■ Given instruction ■
Which lines of the records contain "value"? Collect every one of them.

■ Provided data ■
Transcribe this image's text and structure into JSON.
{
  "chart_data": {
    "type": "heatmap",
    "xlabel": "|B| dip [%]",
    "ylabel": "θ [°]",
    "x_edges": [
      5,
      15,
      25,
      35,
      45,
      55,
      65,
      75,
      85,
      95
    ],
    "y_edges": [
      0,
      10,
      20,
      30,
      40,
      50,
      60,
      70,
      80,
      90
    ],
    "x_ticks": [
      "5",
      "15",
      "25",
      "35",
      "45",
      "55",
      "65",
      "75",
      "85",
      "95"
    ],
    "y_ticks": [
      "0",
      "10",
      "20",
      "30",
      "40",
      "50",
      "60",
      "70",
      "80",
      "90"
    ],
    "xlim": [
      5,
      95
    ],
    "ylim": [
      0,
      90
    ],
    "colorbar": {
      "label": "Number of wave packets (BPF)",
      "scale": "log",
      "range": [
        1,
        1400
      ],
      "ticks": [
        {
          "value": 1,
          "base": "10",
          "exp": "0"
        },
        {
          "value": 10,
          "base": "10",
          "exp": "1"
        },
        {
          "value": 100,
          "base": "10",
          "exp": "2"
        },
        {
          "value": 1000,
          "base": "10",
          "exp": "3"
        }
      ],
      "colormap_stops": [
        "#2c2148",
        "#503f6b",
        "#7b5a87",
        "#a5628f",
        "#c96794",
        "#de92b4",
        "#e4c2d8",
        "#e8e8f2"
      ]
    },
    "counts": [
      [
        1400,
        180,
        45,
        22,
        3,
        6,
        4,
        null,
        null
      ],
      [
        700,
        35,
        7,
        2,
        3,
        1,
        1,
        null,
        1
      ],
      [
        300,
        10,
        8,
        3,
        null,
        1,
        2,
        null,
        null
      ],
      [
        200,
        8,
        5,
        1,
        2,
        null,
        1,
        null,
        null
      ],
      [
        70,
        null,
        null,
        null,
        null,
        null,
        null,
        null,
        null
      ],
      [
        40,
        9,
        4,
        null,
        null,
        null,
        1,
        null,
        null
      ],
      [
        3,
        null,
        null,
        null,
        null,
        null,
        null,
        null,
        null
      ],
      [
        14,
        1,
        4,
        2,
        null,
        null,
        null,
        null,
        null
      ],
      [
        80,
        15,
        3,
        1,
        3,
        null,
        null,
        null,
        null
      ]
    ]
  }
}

■ Correct output ■
          "value": 1,
          "value": 10,
          "value": 100,
          "value": 1000,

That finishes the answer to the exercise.